### WRITTEN PROBLEM:
Each entry must appear again exactly as it does in the source.

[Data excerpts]

↓

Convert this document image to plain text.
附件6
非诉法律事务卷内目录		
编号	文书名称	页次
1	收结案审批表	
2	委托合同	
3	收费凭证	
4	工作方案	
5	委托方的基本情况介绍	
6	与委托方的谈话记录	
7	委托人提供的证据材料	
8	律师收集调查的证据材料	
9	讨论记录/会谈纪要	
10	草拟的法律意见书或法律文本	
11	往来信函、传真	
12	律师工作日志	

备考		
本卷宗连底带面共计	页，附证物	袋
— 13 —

↑

### TASK ANSWER:
Convert this document image to plain text.
附件6
非诉法律事务卷内目录		
编号	文书名称	页次
1	收结案审批表	
2	委托合同	
3	收费凭证	
4	工作方案	
5	委托方的基本情况介绍	
6	与委托方的谈话记录	
7	委托人提供的证据材料	
8	律师收集调查的证据材料	
9	讨论记录/会谈纪要	
10	草拟的法律意见书或法律文本	
11	往来信函、传真	
12	律师工作日志	

备考		
本卷宗连底带面共计	页，附证物	袋
— 13 —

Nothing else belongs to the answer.